# Description of the task
Give every entry again, word for word and in full.

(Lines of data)
%%
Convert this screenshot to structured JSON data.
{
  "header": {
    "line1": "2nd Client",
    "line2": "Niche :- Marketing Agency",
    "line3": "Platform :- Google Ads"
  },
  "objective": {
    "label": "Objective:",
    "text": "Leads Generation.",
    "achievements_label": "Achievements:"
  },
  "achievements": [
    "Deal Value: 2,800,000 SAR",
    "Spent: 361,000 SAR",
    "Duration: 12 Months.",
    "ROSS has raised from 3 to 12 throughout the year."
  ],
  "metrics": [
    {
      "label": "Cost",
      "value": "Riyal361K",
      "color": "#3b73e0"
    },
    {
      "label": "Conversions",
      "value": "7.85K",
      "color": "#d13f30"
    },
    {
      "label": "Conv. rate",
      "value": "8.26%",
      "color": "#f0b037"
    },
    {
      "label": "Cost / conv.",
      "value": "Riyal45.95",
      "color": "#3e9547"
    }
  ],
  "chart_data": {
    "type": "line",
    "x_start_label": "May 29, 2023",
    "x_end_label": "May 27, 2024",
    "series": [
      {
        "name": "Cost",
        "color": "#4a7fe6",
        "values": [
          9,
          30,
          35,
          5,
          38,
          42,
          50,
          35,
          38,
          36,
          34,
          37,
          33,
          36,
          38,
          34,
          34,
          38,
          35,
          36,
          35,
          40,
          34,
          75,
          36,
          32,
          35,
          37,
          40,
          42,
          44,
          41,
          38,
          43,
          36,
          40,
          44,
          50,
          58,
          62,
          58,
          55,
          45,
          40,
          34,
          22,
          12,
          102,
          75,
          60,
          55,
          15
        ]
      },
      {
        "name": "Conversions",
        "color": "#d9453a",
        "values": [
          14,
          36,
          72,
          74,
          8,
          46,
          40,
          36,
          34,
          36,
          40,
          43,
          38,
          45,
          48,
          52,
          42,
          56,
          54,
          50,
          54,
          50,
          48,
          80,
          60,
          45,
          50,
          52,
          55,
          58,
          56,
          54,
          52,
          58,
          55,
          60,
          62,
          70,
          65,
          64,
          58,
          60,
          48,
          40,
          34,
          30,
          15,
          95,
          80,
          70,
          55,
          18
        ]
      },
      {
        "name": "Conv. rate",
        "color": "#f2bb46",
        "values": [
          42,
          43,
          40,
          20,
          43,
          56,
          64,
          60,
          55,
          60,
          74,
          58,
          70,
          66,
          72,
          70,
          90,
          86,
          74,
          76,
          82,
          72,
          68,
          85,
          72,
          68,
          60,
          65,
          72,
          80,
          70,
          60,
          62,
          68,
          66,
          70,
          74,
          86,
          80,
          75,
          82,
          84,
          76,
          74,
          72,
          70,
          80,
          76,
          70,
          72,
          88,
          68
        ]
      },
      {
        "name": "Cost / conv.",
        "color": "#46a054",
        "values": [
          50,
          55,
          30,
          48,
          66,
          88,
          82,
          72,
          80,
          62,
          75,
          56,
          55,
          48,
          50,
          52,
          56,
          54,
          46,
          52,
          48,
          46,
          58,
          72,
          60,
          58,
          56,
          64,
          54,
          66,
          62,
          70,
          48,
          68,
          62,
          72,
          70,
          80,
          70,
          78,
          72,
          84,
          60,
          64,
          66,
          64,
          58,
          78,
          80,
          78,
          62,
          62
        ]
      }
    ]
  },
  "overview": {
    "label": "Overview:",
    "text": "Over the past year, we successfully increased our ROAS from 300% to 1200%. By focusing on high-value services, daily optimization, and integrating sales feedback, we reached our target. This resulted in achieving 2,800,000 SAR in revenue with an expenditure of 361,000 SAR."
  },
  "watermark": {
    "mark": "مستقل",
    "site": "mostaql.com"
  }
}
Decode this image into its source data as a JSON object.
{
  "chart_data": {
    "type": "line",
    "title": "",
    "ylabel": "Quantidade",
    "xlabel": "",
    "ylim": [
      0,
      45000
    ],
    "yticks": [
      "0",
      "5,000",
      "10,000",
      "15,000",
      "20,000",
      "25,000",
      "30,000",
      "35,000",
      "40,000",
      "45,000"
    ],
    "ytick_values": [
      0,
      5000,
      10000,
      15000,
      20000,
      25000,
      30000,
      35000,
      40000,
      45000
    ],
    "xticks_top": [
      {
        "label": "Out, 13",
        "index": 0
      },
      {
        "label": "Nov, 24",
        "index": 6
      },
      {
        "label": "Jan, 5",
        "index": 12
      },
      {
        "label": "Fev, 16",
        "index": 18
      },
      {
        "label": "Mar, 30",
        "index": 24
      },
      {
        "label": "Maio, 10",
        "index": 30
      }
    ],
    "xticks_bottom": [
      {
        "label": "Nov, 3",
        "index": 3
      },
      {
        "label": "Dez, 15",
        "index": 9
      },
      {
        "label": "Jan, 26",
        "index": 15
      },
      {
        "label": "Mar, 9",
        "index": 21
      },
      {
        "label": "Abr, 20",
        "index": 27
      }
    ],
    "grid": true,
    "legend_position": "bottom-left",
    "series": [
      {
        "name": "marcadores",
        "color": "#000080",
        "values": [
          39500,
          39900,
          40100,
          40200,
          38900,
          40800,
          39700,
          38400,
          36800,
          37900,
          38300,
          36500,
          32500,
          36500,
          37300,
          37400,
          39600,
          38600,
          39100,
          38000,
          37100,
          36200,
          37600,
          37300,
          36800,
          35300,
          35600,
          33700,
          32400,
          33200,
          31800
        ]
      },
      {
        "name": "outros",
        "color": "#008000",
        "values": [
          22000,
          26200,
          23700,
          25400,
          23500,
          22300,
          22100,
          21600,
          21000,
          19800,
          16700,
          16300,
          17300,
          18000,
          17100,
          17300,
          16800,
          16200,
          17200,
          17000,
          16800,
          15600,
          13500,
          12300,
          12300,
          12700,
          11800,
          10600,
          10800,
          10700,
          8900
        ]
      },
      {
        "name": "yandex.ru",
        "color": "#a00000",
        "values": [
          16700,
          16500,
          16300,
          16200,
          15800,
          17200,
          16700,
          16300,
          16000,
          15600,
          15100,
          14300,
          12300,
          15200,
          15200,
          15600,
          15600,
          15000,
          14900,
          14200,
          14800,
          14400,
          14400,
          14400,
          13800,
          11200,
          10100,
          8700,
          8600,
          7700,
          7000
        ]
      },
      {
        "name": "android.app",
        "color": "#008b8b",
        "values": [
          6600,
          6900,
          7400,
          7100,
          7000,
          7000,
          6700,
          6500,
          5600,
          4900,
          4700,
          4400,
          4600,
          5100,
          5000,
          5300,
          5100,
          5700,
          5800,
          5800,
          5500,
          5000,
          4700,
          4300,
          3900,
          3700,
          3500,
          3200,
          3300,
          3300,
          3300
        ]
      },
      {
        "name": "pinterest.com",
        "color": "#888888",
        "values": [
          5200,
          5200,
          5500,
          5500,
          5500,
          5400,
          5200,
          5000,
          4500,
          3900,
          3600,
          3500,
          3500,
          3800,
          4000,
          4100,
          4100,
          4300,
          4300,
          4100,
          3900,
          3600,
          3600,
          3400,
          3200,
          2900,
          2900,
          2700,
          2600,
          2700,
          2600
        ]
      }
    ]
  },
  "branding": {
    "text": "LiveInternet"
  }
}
%%
# Reply to the task
Convert this screenshot to structured JSON data.
{
  "header": {
    "line1": "2nd Client",
    "line2": "Niche :- Marketing Agency",
    "line3": "Platform :- Google Ads"
  },
  "objective": {
    "label": "Objective:",
    "text": "Leads Generation.",
    "achievements_label": "Achievements:"
  },
  "achievements": [
    "Deal Value: 2,800,000 SAR",
    "Spent: 361,000 SAR",
    "Duration: 12 Months.",
    "ROSS has raised from 3 to 12 throughout the year."
  ],
  "metrics": [
    {
      "label": "Cost",
      "value": "Riyal361K",
      "color": "#3b73e0"
    },
    {
      "label": "Conversions",
      "value": "7.85K",
      "color": "#d13f30"
    },
    {
      "label": "Conv. rate",
      "value": "8.26%",
      "color": "#f0b037"
    },
    {
      "label": "Cost / conv.",
      "value": "Riyal45.95",
      "color": "#3e9547"
    }
  ],
  "chart_data": {
    "type": "line",
    "x_start_label": "May 29, 2023",
    "x_end_label": "May 27, 2024",
    "series": [
      {
        "name": "Cost",
        "color": "#4a7fe6",
        "values": [
          9,
          30,
          35,
          5,
          38,
          42,
          50,
          35,
          38,
          36,
          34,
          37,
          33,
          36,
          38,
          34,
          34,
          38,
          35,
          36,
          35,
          40,
          34,
          75,
          36,
          32,
          35,
          37,
          40,
          42,
          44,
          41,
          38,
          43,
          36,
          40,
          44,
          50,
          58,
          62,
          58,
          55,
          45,
          40,
          34,
          22,
          12,
          102,
          75,
          60,
          55,
          15
        ]
      },
      {
        "name": "Conversions",
        "color": "#d9453a",
        "values": [
          14,
          36,
          72,
          74,
          8,
          46,
          40,
          36,
          34,
          36,
          40,
          43,
          38,
          45,
          48,
          52,
          42,
          56,
          54,
          50,
          54,
          50,
          48,
          80,
          60,
          45,
          50,
          52,
          55,
          58,
          56,
          54,
          52,
          58,
          55,
          60,
          62,
          70,
          65,
          64,
          58,
          60,
          48,
          40,
          34,
          30,
          15,
          95,
          80,
          70,
          55,
          18
        ]
      },
      {
        "name": "Conv. rate",
        "color": "#f2bb46",
        "values": [
          42,
          43,
          40,
          20,
          43,
          56,
          64,
          60,
          55,
          60,
          74,
          58,
          70,
          66,
          72,
          70,
          90,
          86,
          74,
          76,
          82,
          72,
          68,
          85,
          72,
          68,
          60,
          65,
          72,
          80,
          70,
          60,
          62,
          68,
          66,
          70,
          74,
          86,
          80,
          75,
          82,
          84,
          76,
          74,
          72,
          70,
          80,
          76,
          70,
          72,
          88,
          68
        ]
      },
      {
        "name": "Cost / conv.",
        "color": "#46a054",
        "values": [
          50,
          55,
          30,
          48,
          66,
          88,
          82,
          72,
          80,
          62,
          75,
          56,
          55,
          48,
          50,
          52,
          56,
          54,
          46,
          52,
          48,
          46,
          58,
          72,
          60,
          58,
          56,
          64,
          54,
          66,
          62,
          70,
          48,
          68,
          62,
          72,
          70,
          80,
          70,
          78,
          72,
          84,
          60,
          64,
          66,
          64,
          58,
          78,
          80,
          78,
          62,
          62
        ]
      }
    ]
  },
  "overview": {
    "label": "Overview:",
    "text": "Over the past year, we successfully increased our ROAS from 300% to 1200%. By focusing on high-value services, daily optimization, and integrating sales feedback, we reached our target. This resulted in achieving 2,800,000 SAR in revenue with an expenditure of 361,000 SAR."
  },
  "watermark": {
    "mark": "مستقل",
    "site": "mostaql.com"
  }
}
Decode this image into its source data as a JSON object.
{
  "chart_data": {
    "type": "line",
    "title": "",
    "ylabel": "Quantidade",
    "xlabel": "",
    "ylim": [
      0,
      45000
    ],
    "yticks": [
      "0",
      "5,000",
      "10,000",
      "15,000",
      "20,000",
      "25,000",
      "30,000",
      "35,000",
      "40,000",
      "45,000"
    ],
    "ytick_values": [
      0,
      5000,
      10000,
      15000,
      20000,
      25000,
      30000,
      35000,
      40000,
      45000
    ],
    "xticks_top": [
      {
        "label": "Out, 13",
        "index": 0
      },
      {
        "label": "Nov, 24",
        "index": 6
      },
      {
        "label": "Jan, 5",
        "index": 12
      },
      {
        "label": "Fev, 16",
        "index": 18
      },
      {
        "label": "Mar, 30",
        "index": 24
      },
      {
        "label": "Maio, 10",
        "index": 30
      }
    ],
    "xticks_bottom": [
      {
        "label": "Nov, 3",
        "index": 3
      },
      {
        "label": "Dez, 15",
        "index": 9
      },
      {
        "label": "Jan, 26",
        "index": 15
      },
      {
        "label": "Mar, 9",
        "index": 21
      },
      {
        "label": "Abr, 20",
        "index": 27
      }
    ],
    "grid": true,
    "legend_position": "bottom-left",
    "series": [
      {
        "name": "marcadores",
        "color": "#000080",
        "values": [
          39500,
          39900,
          40100,
          40200,
          38900,
          40800,
          39700,
          38400,
          36800,
          37900,
          38300,
          36500,
          32500,
          36500,
          37300,
          37400,
          39600,
          38600,
          39100,
          38000,
          37100,
          36200,
          37600,
          37300,
          36800,
          35300,
          35600,
          33700,
          32400,
          33200,
          31800
        ]
      },
      {
        "name": "outros",
        "color": "#008000",
        "values": [
          22000,
          26200,
          23700,
          25400,
          23500,
          22300,
          22100,
          21600,
          21000,
          19800,
          16700,
          16300,
          17300,
          18000,
          17100,
          17300,
          16800,
          16200,
          17200,
          17000,
          16800,
          15600,
          13500,
          12300,
          12300,
          12700,
          11800,
          10600,
          10800,
          10700,
          8900
        ]
      },
      {
        "name": "yandex.ru",
        "color": "#a00000",
        "values": [
          16700,
          16500,
          16300,
          16200,
          15800,
          17200,
          16700,
          16300,
          16000,
          15600,
          15100,
          14300,
          12300,
          15200,
          15200,
          15600,
          15600,
          15000,
          14900,
          14200,
          14800,
          14400,
          14400,
          14400,
          13800,
          11200,
          10100,
          8700,
          8600,
          7700,
          7000
        ]
      },
      {
        "name": "android.app",
        "color": "#008b8b",
        "values": [
          6600,
          6900,
          7400,
          7100,
          7000,
          7000,
          6700,
          6500,
          5600,
          4900,
          4700,
          4400,
          4600,
          5100,
          5000,
          5300,
          5100,
          5700,
          5800,
          5800,
          5500,
          5000,
          4700,
          4300,
          3900,
          3700,
          3500,
          3200,
          3300,
          3300,
          3300
        ]
      },
      {
        "name": "pinterest.com",
        "color": "#888888",
        "values": [
          5200,
          5200,
          5500,
          5500,
          5500,
          5400,
          5200,
          5000,
          4500,
          3900,
          3600,
          3500,
          3500,
          3800,
          4000,
          4100,
          4100,
          4300,
          4300,
          4100,
          3900,
          3600,
          3600,
          3400,
          3200,
          2900,
          2900,
          2700,
          2600,
          2700,
          2600
        ]
      }
    ]
  },
  "branding": {
    "text": "LiveInternet"
  }
}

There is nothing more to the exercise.